* [Challenge]:
Copy exactly the run of lines that begins at the line with "What data populates" and ends at the final line of the entries.

┌─ Data rows

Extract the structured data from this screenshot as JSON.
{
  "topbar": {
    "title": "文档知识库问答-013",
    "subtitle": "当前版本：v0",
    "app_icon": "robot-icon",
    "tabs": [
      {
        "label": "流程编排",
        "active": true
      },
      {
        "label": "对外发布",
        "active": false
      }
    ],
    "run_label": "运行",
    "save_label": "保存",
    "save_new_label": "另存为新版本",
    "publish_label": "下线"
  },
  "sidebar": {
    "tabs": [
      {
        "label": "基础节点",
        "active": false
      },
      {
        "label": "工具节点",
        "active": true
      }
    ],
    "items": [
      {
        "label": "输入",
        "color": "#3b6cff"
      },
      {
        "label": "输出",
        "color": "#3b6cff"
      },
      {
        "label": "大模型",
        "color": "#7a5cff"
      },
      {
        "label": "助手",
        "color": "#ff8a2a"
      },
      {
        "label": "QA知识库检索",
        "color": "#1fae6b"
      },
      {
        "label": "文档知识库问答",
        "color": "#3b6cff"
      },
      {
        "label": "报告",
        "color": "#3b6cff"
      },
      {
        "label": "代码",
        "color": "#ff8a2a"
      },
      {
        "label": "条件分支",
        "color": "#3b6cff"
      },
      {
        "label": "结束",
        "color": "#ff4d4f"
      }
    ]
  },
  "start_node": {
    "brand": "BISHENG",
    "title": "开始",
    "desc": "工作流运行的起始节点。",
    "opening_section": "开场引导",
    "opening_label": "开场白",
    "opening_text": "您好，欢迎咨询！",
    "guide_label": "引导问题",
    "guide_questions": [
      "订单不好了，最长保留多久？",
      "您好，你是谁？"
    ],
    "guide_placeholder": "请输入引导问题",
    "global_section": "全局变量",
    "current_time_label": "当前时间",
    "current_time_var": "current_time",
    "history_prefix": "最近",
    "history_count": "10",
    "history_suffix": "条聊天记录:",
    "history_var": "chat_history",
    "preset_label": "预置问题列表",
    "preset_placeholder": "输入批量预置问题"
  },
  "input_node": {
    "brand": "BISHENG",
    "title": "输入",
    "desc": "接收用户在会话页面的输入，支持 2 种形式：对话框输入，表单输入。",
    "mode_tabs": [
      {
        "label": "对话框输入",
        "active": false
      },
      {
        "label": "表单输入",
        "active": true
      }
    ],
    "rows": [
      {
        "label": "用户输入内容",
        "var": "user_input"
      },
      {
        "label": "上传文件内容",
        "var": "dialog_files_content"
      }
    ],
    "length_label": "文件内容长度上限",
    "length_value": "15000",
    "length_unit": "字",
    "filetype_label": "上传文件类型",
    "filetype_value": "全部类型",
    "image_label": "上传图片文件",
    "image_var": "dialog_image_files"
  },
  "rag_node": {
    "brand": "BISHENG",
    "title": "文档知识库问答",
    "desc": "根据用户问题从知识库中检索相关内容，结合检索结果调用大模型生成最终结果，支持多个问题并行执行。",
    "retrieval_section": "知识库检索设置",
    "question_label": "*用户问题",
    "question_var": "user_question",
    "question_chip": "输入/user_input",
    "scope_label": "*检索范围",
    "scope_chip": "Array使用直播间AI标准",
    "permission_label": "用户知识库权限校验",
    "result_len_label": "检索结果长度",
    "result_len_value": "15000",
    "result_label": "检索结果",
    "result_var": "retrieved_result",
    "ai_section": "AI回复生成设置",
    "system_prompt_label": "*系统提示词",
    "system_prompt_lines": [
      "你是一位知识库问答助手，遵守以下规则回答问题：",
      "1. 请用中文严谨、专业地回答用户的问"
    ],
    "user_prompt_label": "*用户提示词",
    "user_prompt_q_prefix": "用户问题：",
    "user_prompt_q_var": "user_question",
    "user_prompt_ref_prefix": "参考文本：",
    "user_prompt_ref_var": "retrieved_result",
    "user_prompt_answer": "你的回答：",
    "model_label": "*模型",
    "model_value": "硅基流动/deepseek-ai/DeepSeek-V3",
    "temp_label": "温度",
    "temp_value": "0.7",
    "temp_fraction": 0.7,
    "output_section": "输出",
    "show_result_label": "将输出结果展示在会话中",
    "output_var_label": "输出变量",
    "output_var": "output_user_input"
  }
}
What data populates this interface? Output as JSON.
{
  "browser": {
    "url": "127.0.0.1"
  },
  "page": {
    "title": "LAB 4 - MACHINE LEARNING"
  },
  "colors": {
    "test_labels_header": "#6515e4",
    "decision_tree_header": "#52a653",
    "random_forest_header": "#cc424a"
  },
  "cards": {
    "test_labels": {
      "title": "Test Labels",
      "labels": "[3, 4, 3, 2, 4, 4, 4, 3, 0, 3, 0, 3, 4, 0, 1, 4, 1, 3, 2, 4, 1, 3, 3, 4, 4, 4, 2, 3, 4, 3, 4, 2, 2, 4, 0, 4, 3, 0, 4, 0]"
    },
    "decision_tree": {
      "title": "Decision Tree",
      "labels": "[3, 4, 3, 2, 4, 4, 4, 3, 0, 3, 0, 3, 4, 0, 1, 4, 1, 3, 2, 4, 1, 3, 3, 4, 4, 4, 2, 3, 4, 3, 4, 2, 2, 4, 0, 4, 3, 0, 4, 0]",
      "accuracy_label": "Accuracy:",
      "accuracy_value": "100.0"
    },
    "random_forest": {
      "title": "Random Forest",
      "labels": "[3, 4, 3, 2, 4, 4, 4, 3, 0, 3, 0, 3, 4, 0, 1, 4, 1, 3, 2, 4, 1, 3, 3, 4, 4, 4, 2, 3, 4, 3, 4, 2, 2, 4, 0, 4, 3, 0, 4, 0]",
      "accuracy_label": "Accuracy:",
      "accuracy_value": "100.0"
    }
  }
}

└─

* [Solution below]:
What data populates this interface? Output as JSON.
{
  "browser": {
    "url": "127.0.0.1"
  },
  "page": {
    "title": "LAB 4 - MACHINE LEARNING"
  },
  "colors": {
    "test_labels_header": "#6515e4",
    "decision_tree_header": "#52a653",
    "random_forest_header": "#cc424a"
  },
  "cards": {
    "test_labels": {
      "title": "Test Labels",
      "labels": "[3, 4, 3, 2, 4, 4, 4, 3, 0, 3, 0, 3, 4, 0, 1, 4, 1, 3, 2, 4, 1, 3, 3, 4, 4, 4, 2, 3, 4, 3, 4, 2, 2, 4, 0, 4, 3, 0, 4, 0]"
    },
    "decision_tree": {
      "title": "Decision Tree",
      "labels": "[3, 4, 3, 2, 4, 4, 4, 3, 0, 3, 0, 3, 4, 0, 1, 4, 1, 3, 2, 4, 1, 3, 3, 4, 4, 4, 2, 3, 4, 3, 4, 2, 2, 4, 0, 4, 3, 0, 4, 0]",
      "accuracy_label": "Accuracy:",
      "accuracy_value": "100.0"
    },
    "random_forest": {
      "title": "Random Forest",
      "labels": "[3, 4, 3, 2, 4, 4, 4, 3, 0, 3, 0, 3, 4, 0, 1, 4, 1, 3, 2, 4, 1, 3, 3, 4, 4, 4, 2, 3, 4, 3, 4, 2, 2, 4, 0, 4, 3, 0, 4, 0]",
      "accuracy_label": "Accuracy:",
      "accuracy_value": "100.0"
    }
  }
}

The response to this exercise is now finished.